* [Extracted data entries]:
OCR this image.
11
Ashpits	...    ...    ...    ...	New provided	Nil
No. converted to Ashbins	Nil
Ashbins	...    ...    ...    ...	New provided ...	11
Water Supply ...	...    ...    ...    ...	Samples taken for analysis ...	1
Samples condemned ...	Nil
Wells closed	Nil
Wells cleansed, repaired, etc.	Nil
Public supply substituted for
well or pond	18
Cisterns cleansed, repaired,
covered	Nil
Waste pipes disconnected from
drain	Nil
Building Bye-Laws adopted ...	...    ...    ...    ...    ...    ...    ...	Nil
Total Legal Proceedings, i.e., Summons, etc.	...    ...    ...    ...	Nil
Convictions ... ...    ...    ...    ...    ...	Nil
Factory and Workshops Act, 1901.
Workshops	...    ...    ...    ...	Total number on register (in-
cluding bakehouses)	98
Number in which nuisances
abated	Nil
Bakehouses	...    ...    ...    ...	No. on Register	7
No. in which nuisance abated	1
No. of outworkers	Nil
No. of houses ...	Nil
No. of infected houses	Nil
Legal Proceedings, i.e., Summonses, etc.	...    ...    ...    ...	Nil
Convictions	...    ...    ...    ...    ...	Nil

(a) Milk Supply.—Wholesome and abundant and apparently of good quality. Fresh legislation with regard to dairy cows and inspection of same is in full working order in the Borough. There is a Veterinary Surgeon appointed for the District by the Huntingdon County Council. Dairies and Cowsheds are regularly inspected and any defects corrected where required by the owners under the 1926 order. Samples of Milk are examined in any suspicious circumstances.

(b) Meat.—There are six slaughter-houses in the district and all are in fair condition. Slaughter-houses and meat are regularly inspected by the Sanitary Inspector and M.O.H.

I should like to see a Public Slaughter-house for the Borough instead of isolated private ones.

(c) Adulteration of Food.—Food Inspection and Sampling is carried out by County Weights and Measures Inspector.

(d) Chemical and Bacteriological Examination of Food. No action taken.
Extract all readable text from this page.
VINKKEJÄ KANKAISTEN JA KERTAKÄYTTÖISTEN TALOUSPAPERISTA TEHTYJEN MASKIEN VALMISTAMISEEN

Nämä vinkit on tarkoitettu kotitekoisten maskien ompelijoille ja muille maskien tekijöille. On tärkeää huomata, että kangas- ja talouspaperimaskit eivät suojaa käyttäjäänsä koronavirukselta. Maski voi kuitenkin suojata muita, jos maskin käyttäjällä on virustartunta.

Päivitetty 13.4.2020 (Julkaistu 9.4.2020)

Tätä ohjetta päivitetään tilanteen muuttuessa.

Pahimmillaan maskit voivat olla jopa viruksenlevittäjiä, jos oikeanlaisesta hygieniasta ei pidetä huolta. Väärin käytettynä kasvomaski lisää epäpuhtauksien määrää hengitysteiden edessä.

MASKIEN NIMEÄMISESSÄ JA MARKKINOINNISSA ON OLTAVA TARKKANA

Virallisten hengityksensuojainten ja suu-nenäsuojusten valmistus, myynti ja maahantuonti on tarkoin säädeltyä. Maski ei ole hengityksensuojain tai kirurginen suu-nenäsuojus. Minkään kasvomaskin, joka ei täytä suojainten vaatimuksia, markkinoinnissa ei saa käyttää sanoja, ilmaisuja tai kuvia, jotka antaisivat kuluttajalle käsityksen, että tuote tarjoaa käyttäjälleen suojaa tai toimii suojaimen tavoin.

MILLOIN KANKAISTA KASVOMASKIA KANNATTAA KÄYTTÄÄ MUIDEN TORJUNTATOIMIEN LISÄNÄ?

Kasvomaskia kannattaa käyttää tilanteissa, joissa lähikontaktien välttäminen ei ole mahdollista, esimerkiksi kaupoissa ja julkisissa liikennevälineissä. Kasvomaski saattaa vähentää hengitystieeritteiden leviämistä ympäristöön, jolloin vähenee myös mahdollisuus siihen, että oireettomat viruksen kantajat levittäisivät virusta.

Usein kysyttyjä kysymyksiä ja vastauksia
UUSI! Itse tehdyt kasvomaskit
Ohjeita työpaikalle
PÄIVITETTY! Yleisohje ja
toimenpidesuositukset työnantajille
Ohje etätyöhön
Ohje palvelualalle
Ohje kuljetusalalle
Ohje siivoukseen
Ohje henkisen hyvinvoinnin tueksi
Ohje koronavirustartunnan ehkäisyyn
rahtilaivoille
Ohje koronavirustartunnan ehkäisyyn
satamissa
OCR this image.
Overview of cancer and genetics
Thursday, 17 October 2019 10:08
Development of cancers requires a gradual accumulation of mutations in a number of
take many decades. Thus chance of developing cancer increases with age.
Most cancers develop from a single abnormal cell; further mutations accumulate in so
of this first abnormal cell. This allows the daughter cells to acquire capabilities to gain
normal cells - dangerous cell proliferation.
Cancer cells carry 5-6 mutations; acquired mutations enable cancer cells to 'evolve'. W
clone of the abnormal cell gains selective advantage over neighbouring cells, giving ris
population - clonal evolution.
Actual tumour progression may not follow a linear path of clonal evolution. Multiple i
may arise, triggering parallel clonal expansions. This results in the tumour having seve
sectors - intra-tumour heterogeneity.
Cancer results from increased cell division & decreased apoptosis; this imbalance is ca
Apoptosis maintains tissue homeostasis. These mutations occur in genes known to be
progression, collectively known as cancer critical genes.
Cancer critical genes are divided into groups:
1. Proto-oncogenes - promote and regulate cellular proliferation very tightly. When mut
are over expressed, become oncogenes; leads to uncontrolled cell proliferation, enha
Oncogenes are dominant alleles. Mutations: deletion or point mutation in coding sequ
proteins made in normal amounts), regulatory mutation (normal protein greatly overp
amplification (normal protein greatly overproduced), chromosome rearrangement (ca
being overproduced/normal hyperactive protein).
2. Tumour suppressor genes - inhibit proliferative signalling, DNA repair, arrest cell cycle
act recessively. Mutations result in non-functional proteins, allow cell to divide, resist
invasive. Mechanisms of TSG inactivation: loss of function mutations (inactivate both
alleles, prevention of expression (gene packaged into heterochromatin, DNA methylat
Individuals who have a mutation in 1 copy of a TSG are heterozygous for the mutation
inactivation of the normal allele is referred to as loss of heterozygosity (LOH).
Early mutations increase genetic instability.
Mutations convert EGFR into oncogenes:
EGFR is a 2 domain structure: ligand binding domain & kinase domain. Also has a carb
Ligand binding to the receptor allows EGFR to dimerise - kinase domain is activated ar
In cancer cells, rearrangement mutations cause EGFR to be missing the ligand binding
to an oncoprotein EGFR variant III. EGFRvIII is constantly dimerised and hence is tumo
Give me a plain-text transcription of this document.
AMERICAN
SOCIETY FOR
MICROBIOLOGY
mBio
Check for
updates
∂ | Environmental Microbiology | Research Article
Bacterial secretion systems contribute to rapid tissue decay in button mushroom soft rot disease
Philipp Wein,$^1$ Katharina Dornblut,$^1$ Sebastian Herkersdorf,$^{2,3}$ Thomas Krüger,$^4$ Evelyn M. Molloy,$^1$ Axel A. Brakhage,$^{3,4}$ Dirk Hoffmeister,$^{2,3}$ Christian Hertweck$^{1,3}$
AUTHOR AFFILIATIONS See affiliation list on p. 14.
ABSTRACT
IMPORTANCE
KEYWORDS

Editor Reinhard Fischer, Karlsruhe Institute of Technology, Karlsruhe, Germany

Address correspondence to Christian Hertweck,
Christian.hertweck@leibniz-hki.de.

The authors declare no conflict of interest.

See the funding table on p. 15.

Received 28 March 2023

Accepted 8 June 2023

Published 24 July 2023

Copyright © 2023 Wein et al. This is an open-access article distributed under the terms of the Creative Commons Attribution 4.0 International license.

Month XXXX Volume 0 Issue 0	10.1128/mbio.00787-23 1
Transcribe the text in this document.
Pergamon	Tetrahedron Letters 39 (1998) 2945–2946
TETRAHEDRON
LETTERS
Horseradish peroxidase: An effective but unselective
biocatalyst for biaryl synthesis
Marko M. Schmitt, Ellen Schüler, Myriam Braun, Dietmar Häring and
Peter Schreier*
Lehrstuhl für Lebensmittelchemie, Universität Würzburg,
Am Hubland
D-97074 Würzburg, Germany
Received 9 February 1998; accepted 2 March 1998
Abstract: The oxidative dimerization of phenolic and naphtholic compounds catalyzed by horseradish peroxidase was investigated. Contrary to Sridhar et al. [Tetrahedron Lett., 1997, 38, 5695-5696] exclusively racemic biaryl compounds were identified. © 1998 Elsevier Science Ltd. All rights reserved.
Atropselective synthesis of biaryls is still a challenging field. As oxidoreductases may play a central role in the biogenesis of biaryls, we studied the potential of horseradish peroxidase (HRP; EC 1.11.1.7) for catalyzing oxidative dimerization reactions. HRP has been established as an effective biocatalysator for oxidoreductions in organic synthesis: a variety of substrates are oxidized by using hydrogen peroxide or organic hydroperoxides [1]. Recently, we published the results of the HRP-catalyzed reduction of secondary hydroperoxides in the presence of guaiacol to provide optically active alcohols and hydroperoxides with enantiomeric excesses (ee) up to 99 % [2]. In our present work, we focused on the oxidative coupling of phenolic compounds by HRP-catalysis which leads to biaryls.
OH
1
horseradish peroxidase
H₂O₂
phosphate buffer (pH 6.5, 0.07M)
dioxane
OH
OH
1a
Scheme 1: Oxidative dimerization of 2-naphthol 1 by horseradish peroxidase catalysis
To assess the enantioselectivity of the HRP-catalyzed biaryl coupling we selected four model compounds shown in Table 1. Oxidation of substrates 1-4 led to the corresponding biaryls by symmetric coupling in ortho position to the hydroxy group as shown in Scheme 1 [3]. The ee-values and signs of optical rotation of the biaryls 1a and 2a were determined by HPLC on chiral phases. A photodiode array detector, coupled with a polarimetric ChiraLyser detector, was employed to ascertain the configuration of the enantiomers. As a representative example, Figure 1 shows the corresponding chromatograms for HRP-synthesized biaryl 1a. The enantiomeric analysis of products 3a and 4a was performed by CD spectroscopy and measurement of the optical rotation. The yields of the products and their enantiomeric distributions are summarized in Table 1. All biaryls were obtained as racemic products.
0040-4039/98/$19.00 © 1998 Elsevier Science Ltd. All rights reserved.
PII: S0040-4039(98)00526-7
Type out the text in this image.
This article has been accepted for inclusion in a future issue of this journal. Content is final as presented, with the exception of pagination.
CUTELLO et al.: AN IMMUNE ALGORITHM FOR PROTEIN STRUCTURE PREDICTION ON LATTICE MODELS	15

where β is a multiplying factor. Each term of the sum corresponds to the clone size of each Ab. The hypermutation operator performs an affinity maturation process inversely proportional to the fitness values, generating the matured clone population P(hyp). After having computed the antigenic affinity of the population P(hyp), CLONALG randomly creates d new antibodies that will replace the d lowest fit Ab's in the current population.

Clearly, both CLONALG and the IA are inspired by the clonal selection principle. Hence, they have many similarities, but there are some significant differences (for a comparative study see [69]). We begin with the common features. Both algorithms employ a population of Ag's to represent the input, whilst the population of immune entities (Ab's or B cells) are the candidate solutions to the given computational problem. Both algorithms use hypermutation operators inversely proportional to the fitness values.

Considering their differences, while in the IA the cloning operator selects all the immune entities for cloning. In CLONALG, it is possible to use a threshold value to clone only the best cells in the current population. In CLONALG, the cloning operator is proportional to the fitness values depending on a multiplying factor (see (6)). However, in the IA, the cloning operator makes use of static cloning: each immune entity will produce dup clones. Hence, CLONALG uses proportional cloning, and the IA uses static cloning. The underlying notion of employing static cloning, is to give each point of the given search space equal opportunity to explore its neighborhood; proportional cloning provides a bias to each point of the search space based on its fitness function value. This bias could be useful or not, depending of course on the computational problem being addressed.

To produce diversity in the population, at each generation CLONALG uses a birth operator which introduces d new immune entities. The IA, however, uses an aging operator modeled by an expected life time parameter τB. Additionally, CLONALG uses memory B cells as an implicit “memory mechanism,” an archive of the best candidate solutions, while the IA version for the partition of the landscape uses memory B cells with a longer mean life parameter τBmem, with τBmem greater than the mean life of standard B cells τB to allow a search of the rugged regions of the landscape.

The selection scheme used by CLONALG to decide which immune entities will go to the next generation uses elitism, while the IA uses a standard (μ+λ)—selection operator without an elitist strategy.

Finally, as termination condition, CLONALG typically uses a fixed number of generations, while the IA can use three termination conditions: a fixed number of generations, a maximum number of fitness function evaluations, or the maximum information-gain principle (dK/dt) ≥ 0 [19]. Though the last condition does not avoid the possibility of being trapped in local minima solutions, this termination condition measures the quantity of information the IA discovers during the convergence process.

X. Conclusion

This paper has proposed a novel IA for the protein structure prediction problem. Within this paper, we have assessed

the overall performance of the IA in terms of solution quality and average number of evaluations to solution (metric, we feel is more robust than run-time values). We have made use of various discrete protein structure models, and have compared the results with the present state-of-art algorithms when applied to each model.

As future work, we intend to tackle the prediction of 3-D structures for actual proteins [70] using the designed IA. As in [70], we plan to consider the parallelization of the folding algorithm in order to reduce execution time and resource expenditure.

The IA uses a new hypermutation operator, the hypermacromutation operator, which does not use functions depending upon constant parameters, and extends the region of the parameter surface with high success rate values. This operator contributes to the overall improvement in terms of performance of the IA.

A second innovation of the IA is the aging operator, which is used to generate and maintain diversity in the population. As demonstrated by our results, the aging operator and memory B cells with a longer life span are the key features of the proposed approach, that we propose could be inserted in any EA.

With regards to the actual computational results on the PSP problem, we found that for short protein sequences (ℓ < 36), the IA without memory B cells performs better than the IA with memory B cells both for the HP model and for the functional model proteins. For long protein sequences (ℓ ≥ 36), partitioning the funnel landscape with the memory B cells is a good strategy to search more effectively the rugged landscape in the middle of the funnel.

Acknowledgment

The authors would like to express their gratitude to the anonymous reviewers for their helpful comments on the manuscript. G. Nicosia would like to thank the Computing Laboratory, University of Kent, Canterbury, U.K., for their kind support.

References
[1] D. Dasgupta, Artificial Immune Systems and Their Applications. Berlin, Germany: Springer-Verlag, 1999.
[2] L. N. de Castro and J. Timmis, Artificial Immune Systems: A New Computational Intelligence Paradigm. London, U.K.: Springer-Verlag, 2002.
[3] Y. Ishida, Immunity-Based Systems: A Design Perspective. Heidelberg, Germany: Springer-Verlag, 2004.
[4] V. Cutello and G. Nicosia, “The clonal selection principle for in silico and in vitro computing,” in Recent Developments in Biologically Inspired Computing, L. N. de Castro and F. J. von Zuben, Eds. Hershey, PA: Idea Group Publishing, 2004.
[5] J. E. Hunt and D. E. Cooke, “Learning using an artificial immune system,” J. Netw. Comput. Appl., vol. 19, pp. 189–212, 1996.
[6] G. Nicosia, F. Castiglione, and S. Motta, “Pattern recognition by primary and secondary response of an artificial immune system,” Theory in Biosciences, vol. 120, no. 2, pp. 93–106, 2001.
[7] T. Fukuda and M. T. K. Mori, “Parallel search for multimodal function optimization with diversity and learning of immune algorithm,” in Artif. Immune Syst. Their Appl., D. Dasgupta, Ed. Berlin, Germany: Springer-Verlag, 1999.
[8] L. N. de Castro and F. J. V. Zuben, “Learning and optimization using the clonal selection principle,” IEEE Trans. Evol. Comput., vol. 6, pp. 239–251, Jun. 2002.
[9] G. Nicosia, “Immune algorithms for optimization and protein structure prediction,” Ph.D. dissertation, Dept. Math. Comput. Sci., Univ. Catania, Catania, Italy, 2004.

* [What to do]: Your answer must be the count of lines in the data that contain "tissue", with no added words.

* [Expected answer]: 2